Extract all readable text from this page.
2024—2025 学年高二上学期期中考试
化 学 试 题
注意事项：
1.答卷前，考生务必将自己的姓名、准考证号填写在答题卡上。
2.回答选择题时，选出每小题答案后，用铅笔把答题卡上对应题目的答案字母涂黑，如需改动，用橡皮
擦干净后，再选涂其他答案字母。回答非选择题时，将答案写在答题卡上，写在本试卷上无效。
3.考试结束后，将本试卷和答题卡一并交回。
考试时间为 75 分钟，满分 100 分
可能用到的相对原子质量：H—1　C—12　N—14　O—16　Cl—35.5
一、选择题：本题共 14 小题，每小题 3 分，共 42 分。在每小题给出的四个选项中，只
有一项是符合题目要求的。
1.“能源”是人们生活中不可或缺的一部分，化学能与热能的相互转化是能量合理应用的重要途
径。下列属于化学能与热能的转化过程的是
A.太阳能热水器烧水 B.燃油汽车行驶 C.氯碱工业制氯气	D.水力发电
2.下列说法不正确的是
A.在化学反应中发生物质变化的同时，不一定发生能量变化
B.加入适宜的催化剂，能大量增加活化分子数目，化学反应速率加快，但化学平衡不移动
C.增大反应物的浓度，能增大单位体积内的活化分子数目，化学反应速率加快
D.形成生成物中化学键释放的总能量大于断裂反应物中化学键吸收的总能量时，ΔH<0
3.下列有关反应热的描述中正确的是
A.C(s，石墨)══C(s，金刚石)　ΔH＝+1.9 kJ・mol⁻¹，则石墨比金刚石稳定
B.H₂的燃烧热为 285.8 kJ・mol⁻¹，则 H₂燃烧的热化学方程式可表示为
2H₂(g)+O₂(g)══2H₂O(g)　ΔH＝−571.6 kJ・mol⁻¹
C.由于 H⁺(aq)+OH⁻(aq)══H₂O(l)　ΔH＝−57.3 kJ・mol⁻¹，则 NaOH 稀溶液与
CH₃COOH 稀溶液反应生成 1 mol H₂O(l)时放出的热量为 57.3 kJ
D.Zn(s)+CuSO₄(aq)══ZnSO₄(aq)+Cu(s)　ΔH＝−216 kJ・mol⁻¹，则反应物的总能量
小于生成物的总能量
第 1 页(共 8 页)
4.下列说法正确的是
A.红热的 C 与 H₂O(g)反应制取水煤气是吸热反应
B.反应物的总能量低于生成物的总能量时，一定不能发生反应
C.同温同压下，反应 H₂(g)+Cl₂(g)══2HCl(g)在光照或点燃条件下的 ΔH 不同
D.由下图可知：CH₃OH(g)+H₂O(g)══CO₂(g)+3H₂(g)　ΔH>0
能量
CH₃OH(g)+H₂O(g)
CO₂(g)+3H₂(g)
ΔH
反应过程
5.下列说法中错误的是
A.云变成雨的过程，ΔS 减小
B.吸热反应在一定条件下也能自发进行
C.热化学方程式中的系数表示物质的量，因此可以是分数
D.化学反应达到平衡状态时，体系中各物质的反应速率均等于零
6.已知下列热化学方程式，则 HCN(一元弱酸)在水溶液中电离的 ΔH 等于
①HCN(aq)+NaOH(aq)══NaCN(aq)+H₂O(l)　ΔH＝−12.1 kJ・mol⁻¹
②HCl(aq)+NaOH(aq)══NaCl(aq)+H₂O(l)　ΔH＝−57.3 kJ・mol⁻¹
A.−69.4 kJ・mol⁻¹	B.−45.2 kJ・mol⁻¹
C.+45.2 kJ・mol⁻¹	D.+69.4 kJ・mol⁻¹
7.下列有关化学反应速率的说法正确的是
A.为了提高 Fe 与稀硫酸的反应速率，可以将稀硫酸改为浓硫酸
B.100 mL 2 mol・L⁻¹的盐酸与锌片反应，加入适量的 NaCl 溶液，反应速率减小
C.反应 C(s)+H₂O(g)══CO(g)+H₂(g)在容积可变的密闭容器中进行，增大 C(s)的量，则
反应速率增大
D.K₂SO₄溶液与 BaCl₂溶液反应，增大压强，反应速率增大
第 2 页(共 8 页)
----
• [What is being asked]: Gather up every line from the listing above in which the word "NaOH" occurs.

• [Response for this exercise]:
C.由于 H⁺(aq)+OH⁻(aq)══H₂O(l)　ΔH＝−57.3 kJ・mol⁻¹，则 NaOH 稀溶液与
①HCN(aq)+NaOH(aq)══NaCN(aq)+H₂O(l)　ΔH＝−12.1 kJ・mol⁻¹
②HCl(aq)+NaOH(aq)══NaCl(aq)+H₂O(l)　ΔH＝−57.3 kJ・mol⁻¹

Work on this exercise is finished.